(Saved entries)

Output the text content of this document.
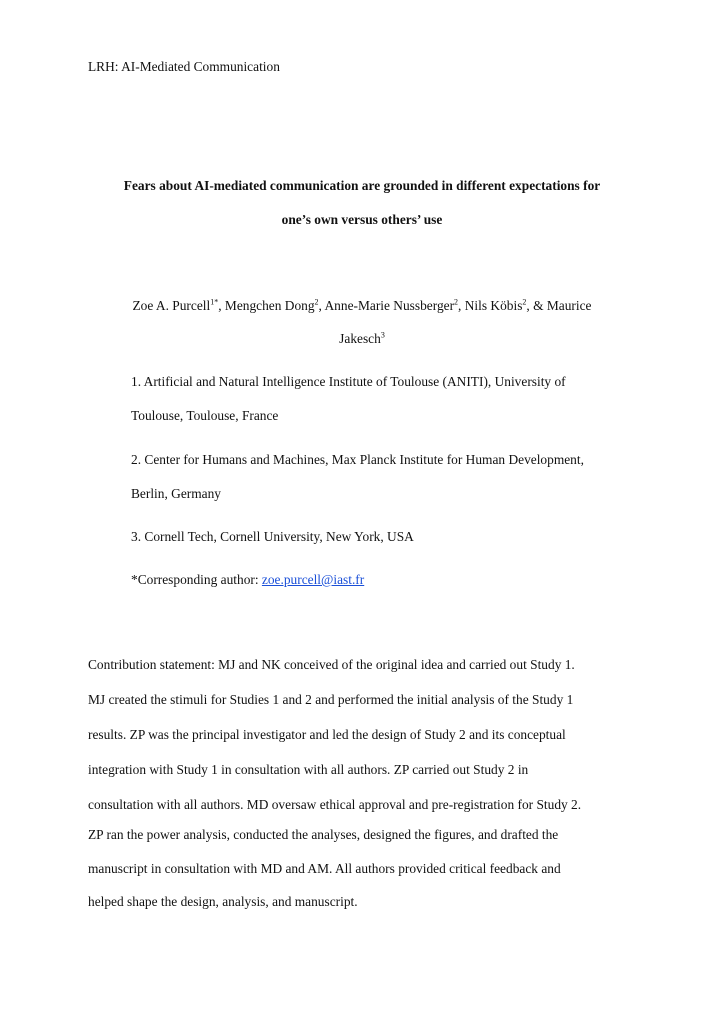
LRH: AI-Mediated Communication
Fears about AI-mediated communication are grounded in different expectations for
one’s own versus others’ use
Zoe A. Purcell$^{1*}$, Mengchen Dong$^2$, Anne-Marie Nussberger$^2$, Nils Köbis$^2$, & Maurice
Jakesch$^3$
1. Artificial and Natural Intelligence Institute of Toulouse (ANITI), University of
Toulouse, Toulouse, France
2. Center for Humans and Machines, Max Planck Institute for Human Development,
Berlin, Germany
3. Cornell Tech, Cornell University, New York, USA
*Corresponding author: zoe.purcell@iast.fr
Contribution statement: MJ and NK conceived of the original idea and carried out Study 1.
MJ created the stimuli for Studies 1 and 2 and performed the initial analysis of the Study 1
results. ZP was the principal investigator and led the design of Study 2 and its conceptual
integration with Study 1 in consultation with all authors. ZP carried out Study 2 in
consultation with all authors. MD oversaw ethical approval and pre-registration for Study 2.
ZP ran the power analysis, conducted the analyses, designed the figures, and drafted the
manuscript in consultation with MD and AM. All authors provided critical feedback and
helped shape the design, analysis, and manuscript.
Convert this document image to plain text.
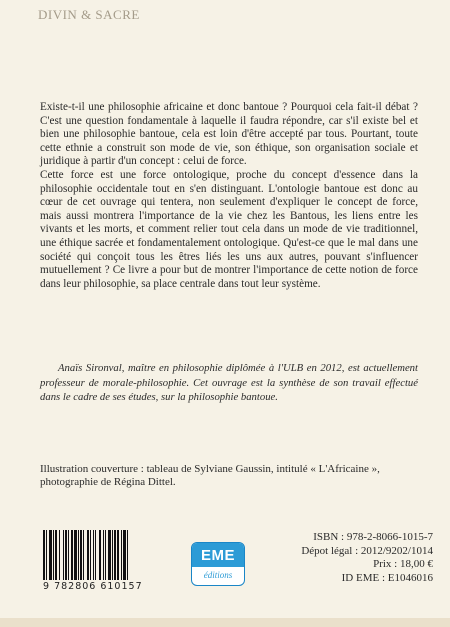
DIVIN & SACRE

Existe-t-il une philosophie africaine et donc bantoue ? Pourquoi cela fait-il débat ? C'est une question fondamentale à laquelle il faudra répondre, car s'il existe bel et bien une philosophie bantoue, cela est loin d'être accepté par tous. Pourtant, toute cette ethnie a construit son mode de vie, son éthique, son organisation sociale et juridique à partir d'un concept : celui de force.

Cette force est une force ontologique, proche du concept d'essence dans la philosophie occidentale tout en s'en distinguant. L'ontologie bantoue est donc au cœur de cet ouvrage qui tentera, non seulement d'expliquer le concept de force, mais aussi montrera l'importance de la vie chez les Bantous, les liens entre les vivants et les morts, et comment relier tout cela dans un mode de vie traditionnel, une éthique sacrée et fondamentalement ontologique. Qu'est-ce que le mal dans une société qui conçoit tous les êtres liés les uns aux autres, pouvant s'influencer mutuellement ? Ce livre a pour but de montrer l'importance de cette notion de force dans leur philosophie, sa place centrale dans tout leur système.

Anaïs Sironval, maître en philosophie diplômée à l'ULB en 2012, est actuellement professeur de morale-philosophie. Cet ouvrage est la synthèse de son travail effectué dans le cadre de ses études, sur la philosophie bantoue.
Illustration couverture : tableau de Sylviane Gaussin, intitulé « L'Africaine »,
photographie de Régina Dittel.
9 782806 610157
EME
éditions
ISBN : 978-2-8066-1015-7
Dépot légal : 2012/9202/1014
Prix : 18,00 €
ID EME : E1046016
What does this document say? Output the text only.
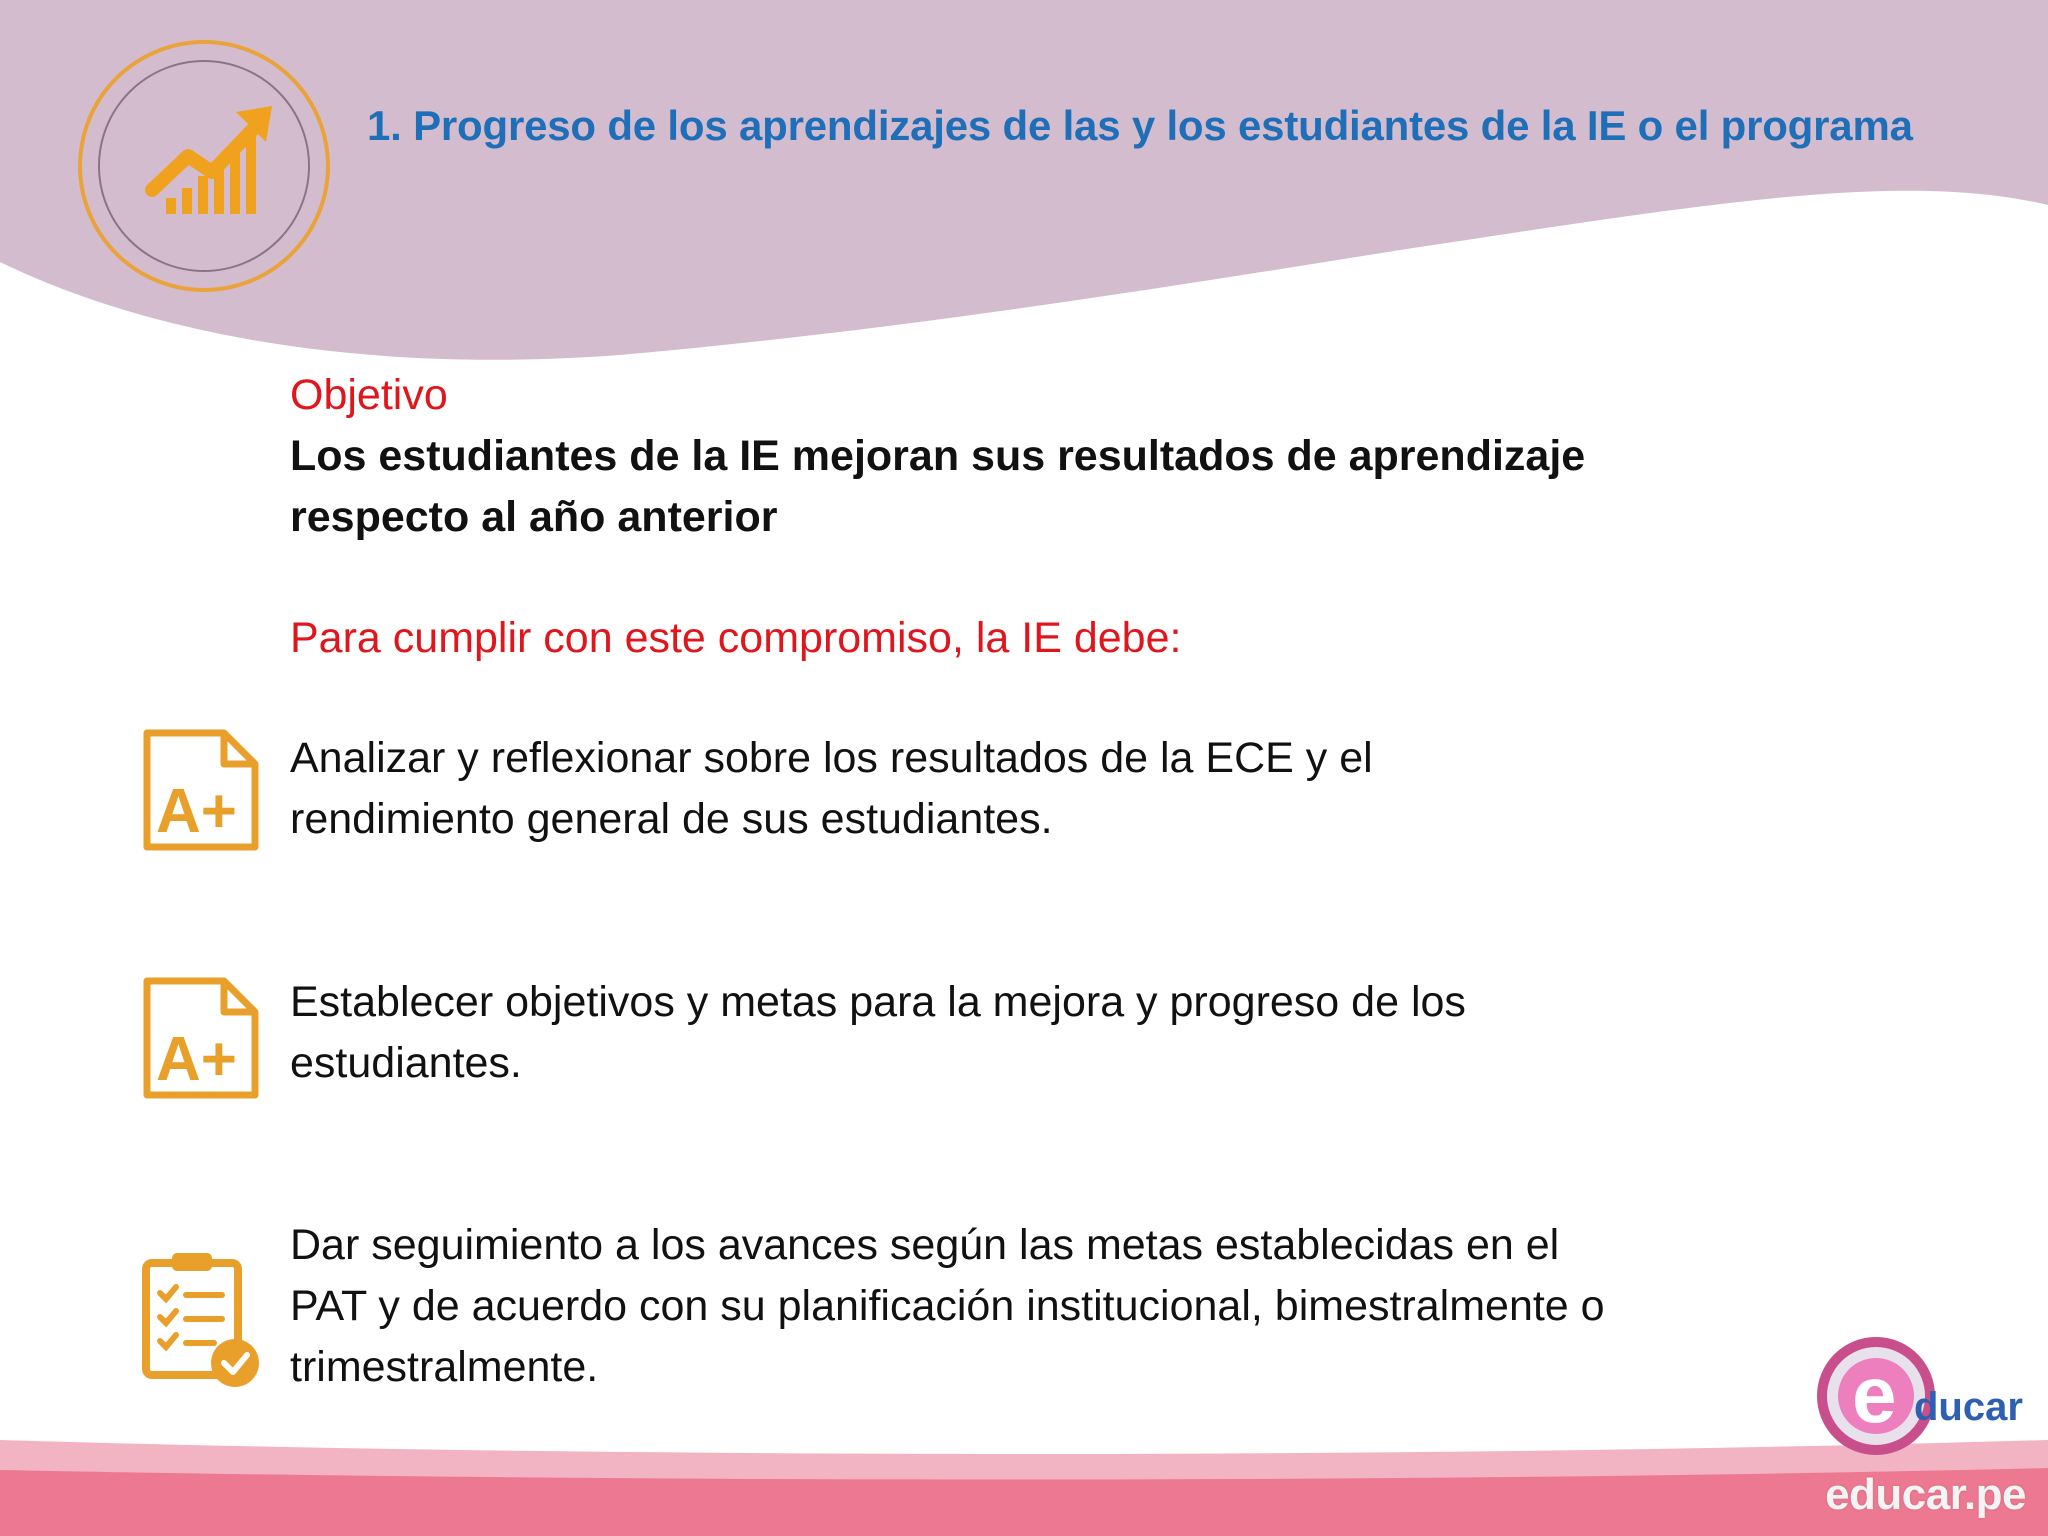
1. Progreso de los aprendizajes de las y los estudiantes de la IE o el programa
Objetivo
Los estudiantes de la IE mejoran sus resultados de aprendizaje respecto al año anterior
Para cumplir con este compromiso, la IE debe:
A+
Analizar y reflexionar sobre los resultados de la ECE y el rendimiento general de sus estudiantes.
A+
Establecer objetivos y metas para la mejora y progreso de los estudiantes.
Dar seguimiento a los avances según las metas establecidas en el PAT y de acuerdo con su planificación institucional, bimestralmente o trimestralmente.	e ducar
educar.pe
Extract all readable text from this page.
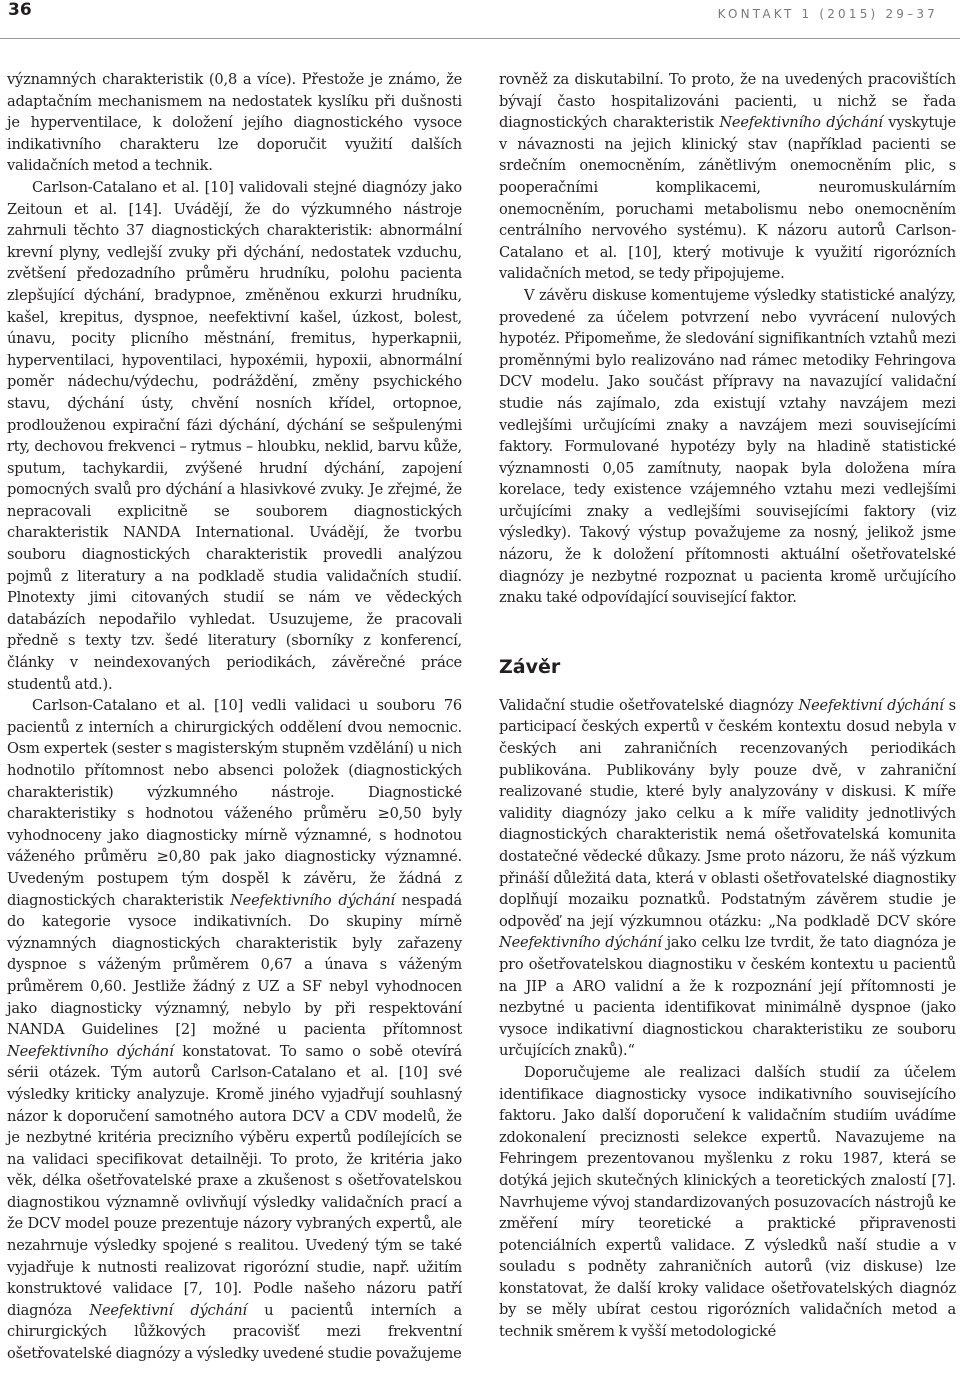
36	KONTAKT 1 (2015) 29–37

významných charakteristik (0,8 a více). Přestože je známo, že adaptačním mechanismem na nedostatek kyslíku při dušnosti je hyperventilace, k doložení jejího diagnostického vysoce indikativního charakteru lze doporučit využití dalších validačních metod a technik.

Carlson-Catalano et al. [10] validovali stejné diagnózy jako Zeitoun et al. [14]. Uvádějí, že do výzkumného nástroje zahrnuli těchto 37 diagnostických charakteristik: abnormální krevní plyny, vedlejší zvuky při dýchání, nedostatek vzduchu, zvětšení předozadního průměru hrudníku, polohu pacienta zlepšující dýchání, bradypnoe, změněnou exkurzi hrudníku, kašel, krepitus, dyspnoe, neefektivní kašel, úzkost, bolest, únavu, pocity plicního městnání, fremitus, hyperkapnii, hyperventilaci, hypoventilaci, hypoxémii, hypoxii, abnormální poměr nádechu/výdechu, podráždění, změny psychického stavu, dýchání ústy, chvění nosních křídel, ortopnoe, prodlouženou expirační fázi dýchání, dýchání se sešpulenými rty, dechovou frekvenci – rytmus – hloubku, neklid, barvu kůže, sputum, tachykardii, zvýšené hrudní dýchání, zapojení pomocných svalů pro dýchání a hlasivkové zvuky. Je zřejmé, že nepracovali explicitně se souborem diagnostických charakteristik NANDA International. Uvádějí, že tvorbu souboru diagnostických charakteristik provedli analýzou pojmů z literatury a na podkladě studia validačních studií. Plnotexty jimi citovaných studií se nám ve vědeckých databázích nepodařilo vyhledat. Usuzujeme, že pracovali předně s texty tzv. šedé literatury (sborníky z konferencí, články v neindexovaných periodikách, závěrečné práce studentů atd.).

Carlson-Catalano et al. [10] vedli validaci u souboru 76 pacientů z interních a chirurgických oddělení dvou nemocnic. Osm expertek (sester s magisterským stupněm vzdělání) u nich hodnotilo přítomnost nebo absenci položek (diagnostických charakteristik) výzkumného nástroje. Diagnostické charakteristiky s hodnotou váženého průměru ≥0,50 byly vyhodnoceny jako diagnosticky mírně významné, s hodnotou váženého průměru ≥0,80 pak jako diagnosticky významné. Uvedeným postupem tým dospěl k závěru, že žádná z diagnostických charakteristik Neefektivního dýchání nespadá do kategorie vysoce indikativních. Do skupiny mírně významných diagnostických charakteristik byly zařazeny dyspnoe s váženým průměrem 0,67 a únava s váženým průměrem 0,60. Jestliže žádný z UZ a SF nebyl vyhodnocen jako diagnosticky významný, nebylo by při respektování NANDA Guidelines [2] možné u pacienta přítomnost Neefektivního dýchání konstatovat. To samo o sobě otevírá sérii otázek. Tým autorů Carlson-Catalano et al. [10] své výsledky kriticky analyzuje. Kromě jiného vyjadřují souhlasný názor k doporučení samotného autora DCV a CDV modelů, že je nezbytné kritéria precizního výběru expertů podílejících se na validaci specifikovat detailněji. To proto, že kritéria jako věk, délka ošetřovatelské praxe a zkušenost s ošetřovatelskou diagnostikou významně ovlivňují výsledky validačních prací a že DCV model pouze prezentuje názory vybraných expertů, ale nezahrnuje výsledky spojené s realitou. Uvedený tým se také vyjadřuje k nutnosti realizovat rigorózní studie, např. užitím konstruktové validace [7, 10]. Podle našeho názoru patří diagnóza Neefektivní dýchání u pacientů interních a chirurgických lůžkových pracovišť mezi frekventní ošetřovatelské diagnózy a výsledky uvedené studie považujeme

rovněž za diskutabilní. To proto, že na uvedených pracovištích bývají často hospitalizováni pacienti, u nichž se řada diagnostických charakteristik Neefektivního dýchání vyskytuje v návaznosti na jejich klinický stav (například pacienti se srdečním onemocněním, zánětlivým onemocněním plic, s pooperačními komplikacemi, neuromuskulárním onemocněním, poruchami metabolismu nebo onemocněním centrálního nervového systému). K názoru autorů Carlson-Catalano et al. [10], který motivuje k využití rigorózních validačních metod, se tedy připojujeme.

V závěru diskuse komentujeme výsledky statistické analýzy, provedené za účelem potvrzení nebo vyvrácení nulových hypotéz. Připomeňme, že sledování signifikantních vztahů mezi proměnnými bylo realizováno nad rámec metodiky Fehringova DCV modelu. Jako součást přípravy na navazující validační studie nás zajímalo, zda existují vztahy navzájem mezi vedlejšími určujícími znaky a navzájem mezi souvisejícími faktory. Formulované hypotézy byly na hladině statistické významnosti 0,05 zamítnuty, naopak byla doložena míra korelace, tedy existence vzájemného vztahu mezi vedlejšími určujícími znaky a vedlejšími souvisejícími faktory (viz výsledky). Takový výstup považujeme za nosný, jelikož jsme názoru, že k doložení přítomnosti aktuální ošetřovatelské diagnózy je nezbytné rozpoznat u pacienta kromě určujícího znaku také odpovídající související faktor.

Závěr

Validační studie ošetřovatelské diagnózy Neefektivní dýchání s participací českých expertů v českém kontextu dosud nebyla v českých ani zahraničních recenzovaných periodikách publikována. Publikovány byly pouze dvě, v zahraniční realizované studie, které byly analyzovány v diskusi. K míře validity diagnózy jako celku a k míře validity jednotlivých diagnostických charakteristik nemá ošetřovatelská komunita dostatečné vědecké důkazy. Jsme proto názoru, že náš výzkum přináší důležitá data, která v oblasti ošetřovatelské diagnostiky doplňují mozaiku poznatků. Podstatným závěrem studie je odpověď na její výzkumnou otázku: „Na podkladě DCV skóre Neefektivního dýchání jako celku lze tvrdit, že tato diagnóza je pro ošetřovatelskou diagnostiku v českém kontextu u pacientů na JIP a ARO validní a že k rozpoznání její přítomnosti je nezbytné u pacienta identifikovat minimálně dyspnoe (jako vysoce indikativní diagnostickou charakteristiku ze souboru určujících znaků).“

Doporučujeme ale realizaci dalších studií za účelem identifikace diagnosticky vysoce indikativního souvisejícího faktoru. Jako další doporučení k validačním studiím uvádíme zdokonalení preciznosti selekce expertů. Navazujeme na Fehringem prezentovanou myšlenku z roku 1987, která se dotýká jejich skutečných klinických a teoretických znalostí [7]. Navrhujeme vývoj standardizovaných posuzovacích nástrojů ke změření míry teoretické a praktické připravenosti potenciálních expertů validace. Z výsledků naší studie a v souladu s podněty zahraničních autorů (viz diskuse) lze konstatovat, že další kroky validace ošetřovatelských diagnóz by se měly ubírat cestou rigorózních validačních metod a technik směrem k vyšší metodologické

- **Stated exercise**
Locate the string "Output" in the listing above and copy every line where it occurs.

- **Correct response**
Output the text content of this document.
What does this document say? Output the text only.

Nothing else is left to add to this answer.